Written task –
How many lines in these records hold the string "this"? Reply with the number alone.

==== Record extracts ====

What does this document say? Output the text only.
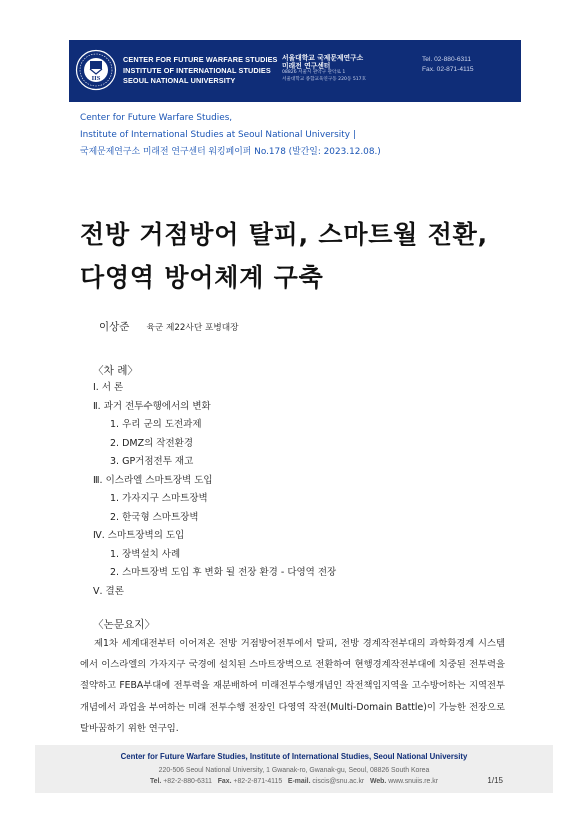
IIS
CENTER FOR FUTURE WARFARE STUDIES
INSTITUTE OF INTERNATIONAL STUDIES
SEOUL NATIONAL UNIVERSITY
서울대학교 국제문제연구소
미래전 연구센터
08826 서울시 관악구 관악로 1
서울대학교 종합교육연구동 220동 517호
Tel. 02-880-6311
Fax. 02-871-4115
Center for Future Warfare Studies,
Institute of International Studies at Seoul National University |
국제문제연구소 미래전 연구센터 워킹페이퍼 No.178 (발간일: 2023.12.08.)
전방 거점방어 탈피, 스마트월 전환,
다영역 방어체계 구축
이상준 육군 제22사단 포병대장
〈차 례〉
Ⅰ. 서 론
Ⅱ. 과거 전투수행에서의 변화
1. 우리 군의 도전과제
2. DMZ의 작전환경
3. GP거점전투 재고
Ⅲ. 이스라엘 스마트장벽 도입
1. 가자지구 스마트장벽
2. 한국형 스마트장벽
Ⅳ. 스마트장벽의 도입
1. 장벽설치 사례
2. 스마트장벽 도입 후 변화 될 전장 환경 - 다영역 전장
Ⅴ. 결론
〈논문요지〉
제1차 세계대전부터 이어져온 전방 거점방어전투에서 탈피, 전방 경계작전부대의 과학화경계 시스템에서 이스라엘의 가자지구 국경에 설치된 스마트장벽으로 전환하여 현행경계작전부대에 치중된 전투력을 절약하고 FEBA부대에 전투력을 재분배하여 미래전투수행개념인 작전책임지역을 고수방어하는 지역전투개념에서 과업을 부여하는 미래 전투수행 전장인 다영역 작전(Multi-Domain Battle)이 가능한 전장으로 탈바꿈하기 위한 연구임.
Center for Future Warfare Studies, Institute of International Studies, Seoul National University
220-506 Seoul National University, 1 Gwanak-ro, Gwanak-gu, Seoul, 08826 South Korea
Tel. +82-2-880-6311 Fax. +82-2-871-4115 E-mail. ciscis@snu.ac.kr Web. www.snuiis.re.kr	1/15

====
==== Record extracts ====

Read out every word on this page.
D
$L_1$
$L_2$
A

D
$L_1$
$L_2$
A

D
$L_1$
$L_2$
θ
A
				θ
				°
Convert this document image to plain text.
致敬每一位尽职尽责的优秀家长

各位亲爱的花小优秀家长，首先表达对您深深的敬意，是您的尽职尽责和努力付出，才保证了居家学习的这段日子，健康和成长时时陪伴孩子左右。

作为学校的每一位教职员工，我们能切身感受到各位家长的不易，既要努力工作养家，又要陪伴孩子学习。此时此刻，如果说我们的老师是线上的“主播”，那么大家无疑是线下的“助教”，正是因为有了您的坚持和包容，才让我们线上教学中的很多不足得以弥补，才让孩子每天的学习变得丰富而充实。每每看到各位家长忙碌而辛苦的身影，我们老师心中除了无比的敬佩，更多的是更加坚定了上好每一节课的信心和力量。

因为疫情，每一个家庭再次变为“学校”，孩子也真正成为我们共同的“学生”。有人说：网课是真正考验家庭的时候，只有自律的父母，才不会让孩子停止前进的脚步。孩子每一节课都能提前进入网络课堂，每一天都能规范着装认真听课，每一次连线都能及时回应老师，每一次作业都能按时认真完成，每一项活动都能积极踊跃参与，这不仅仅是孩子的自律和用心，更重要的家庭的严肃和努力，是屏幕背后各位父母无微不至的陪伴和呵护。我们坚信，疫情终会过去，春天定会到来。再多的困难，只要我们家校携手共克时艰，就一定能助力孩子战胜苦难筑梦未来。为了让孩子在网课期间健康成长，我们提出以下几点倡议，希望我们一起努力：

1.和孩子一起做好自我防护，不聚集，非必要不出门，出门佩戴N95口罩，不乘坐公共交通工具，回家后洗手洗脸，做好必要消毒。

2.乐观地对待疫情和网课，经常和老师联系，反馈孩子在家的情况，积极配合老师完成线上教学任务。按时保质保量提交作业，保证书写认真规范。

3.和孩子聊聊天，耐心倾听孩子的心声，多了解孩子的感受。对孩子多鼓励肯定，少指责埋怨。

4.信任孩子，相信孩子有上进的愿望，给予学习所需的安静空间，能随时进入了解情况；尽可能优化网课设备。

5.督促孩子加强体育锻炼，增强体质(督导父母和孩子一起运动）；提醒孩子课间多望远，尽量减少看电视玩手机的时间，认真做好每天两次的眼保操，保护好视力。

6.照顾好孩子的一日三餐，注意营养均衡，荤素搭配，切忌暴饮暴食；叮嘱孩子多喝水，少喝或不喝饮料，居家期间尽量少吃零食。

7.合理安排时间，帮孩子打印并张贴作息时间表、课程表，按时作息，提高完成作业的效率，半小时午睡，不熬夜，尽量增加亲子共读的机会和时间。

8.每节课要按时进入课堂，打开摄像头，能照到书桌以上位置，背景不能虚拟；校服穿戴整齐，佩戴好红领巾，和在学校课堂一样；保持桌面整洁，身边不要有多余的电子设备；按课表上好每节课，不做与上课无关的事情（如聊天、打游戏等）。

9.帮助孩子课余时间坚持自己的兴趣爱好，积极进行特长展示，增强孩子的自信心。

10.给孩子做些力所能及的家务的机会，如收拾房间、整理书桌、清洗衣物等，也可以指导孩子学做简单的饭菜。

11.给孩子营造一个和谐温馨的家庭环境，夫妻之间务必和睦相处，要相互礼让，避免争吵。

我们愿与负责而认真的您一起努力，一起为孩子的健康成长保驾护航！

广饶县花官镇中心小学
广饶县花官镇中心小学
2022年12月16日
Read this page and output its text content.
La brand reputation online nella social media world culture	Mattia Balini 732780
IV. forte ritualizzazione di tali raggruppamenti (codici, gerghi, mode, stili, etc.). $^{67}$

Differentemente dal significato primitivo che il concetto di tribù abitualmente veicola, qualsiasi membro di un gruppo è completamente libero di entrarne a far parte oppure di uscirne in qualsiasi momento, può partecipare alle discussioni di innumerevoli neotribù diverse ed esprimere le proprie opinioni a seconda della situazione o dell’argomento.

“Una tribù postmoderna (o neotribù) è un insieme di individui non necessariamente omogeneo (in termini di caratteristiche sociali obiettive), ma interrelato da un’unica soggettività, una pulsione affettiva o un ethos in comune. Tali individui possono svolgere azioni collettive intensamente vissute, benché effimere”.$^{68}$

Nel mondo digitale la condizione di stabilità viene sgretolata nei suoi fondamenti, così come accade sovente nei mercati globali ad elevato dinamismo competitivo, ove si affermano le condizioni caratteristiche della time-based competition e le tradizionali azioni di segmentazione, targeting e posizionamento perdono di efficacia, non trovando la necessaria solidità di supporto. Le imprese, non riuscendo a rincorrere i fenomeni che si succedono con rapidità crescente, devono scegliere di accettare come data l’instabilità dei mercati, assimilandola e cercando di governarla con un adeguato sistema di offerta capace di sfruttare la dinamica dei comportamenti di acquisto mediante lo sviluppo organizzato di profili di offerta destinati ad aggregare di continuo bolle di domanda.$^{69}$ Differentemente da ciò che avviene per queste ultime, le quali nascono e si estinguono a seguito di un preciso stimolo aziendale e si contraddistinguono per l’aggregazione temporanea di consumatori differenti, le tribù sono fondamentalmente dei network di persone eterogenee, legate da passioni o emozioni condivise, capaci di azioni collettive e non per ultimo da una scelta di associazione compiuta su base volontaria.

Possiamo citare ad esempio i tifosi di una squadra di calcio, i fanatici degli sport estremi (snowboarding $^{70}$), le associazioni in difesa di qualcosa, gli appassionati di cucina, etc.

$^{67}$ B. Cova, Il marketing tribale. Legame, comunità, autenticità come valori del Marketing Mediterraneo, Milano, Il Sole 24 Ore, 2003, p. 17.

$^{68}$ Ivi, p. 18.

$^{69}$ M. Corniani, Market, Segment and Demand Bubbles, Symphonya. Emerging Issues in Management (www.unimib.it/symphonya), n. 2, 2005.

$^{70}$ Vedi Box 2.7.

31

====

Task answer –
4